▶ **YOUR GOAL**: Copy out every line that contains the word "image".

▶ **MATERIAL SUPPLIED**:
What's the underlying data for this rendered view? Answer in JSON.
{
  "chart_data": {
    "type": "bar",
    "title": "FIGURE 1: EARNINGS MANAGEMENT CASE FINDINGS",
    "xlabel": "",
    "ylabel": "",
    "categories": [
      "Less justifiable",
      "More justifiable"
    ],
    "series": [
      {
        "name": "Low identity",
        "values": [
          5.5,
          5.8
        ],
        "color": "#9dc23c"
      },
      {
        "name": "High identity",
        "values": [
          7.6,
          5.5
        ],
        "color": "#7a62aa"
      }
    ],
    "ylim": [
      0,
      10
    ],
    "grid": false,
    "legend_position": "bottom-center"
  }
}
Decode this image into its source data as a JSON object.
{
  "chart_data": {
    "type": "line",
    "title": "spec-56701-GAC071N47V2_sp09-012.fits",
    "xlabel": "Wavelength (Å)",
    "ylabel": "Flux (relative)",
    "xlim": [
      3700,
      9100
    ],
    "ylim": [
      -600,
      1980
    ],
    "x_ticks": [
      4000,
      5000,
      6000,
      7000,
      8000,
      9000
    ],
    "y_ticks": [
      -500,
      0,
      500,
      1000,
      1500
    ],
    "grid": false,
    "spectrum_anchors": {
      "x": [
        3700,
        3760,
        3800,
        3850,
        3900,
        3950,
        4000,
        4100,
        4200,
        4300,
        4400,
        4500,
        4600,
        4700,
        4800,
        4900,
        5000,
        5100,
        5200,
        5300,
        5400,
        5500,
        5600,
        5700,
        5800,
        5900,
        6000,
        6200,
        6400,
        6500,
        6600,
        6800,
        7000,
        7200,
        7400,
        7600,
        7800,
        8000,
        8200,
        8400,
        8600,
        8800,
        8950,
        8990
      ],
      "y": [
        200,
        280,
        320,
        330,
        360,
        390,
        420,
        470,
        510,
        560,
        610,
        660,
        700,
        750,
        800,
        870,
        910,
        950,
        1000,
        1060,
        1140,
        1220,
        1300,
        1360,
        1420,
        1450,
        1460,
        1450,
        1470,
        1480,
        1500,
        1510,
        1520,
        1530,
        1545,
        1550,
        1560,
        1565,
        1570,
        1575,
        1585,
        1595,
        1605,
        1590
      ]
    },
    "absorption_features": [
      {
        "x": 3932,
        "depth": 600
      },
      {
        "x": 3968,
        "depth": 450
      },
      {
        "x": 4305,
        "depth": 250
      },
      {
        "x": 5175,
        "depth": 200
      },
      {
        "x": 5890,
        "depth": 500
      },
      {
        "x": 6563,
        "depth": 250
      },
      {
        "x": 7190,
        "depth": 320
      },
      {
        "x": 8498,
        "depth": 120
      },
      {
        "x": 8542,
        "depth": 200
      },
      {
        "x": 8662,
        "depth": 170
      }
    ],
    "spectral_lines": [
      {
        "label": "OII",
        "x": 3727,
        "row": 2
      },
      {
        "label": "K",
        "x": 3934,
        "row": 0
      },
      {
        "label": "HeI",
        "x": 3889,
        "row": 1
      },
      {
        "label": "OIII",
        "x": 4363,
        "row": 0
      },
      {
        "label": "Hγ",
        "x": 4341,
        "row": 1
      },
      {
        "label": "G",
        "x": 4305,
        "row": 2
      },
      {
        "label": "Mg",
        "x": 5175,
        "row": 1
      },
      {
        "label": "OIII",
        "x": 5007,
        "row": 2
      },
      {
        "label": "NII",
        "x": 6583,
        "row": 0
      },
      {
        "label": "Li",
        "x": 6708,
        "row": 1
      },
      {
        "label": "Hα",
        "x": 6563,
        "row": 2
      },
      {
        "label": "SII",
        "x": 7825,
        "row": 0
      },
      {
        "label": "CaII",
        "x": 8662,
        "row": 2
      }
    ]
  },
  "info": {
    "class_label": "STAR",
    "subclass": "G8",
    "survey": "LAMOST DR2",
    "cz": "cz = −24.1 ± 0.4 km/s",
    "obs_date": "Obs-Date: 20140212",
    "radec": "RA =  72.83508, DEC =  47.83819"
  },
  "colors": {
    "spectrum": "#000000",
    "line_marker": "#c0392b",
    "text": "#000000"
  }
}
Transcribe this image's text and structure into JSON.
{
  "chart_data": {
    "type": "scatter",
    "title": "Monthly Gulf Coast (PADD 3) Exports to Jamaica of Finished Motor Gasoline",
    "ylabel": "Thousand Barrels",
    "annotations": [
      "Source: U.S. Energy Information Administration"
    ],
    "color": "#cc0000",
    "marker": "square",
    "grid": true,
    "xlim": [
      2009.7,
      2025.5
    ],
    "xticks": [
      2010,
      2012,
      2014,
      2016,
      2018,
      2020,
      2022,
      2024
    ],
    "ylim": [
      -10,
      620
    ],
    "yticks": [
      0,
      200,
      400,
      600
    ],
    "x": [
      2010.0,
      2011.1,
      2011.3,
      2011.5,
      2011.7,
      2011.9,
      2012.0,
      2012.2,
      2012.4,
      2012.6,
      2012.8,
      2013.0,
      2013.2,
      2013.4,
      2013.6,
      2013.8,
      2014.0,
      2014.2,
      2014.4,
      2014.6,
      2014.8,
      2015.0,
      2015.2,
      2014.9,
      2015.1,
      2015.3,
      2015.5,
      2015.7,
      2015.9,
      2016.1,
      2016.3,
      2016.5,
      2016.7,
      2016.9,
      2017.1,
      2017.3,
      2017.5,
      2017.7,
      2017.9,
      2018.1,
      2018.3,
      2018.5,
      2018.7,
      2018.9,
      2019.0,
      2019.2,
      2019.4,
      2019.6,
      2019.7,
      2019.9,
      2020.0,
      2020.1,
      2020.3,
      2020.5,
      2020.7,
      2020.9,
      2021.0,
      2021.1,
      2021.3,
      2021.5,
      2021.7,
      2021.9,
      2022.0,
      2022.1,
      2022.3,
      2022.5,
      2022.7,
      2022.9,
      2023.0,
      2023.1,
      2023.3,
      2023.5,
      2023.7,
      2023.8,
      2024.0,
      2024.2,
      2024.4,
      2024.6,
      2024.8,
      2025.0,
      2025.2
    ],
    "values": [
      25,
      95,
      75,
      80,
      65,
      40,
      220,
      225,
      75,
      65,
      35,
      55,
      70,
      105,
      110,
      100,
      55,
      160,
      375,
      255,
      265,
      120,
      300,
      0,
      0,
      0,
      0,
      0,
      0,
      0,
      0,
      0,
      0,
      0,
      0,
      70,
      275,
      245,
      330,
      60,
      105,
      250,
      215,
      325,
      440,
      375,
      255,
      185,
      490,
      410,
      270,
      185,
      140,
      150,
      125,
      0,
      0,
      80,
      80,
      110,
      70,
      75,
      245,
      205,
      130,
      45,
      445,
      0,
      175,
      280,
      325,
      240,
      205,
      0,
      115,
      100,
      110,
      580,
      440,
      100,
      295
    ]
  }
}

▶ **RESULT FOR THIS EXERCISE**:
Decode this image into its source data as a JSON object.
Transcribe this image's text and structure into JSON.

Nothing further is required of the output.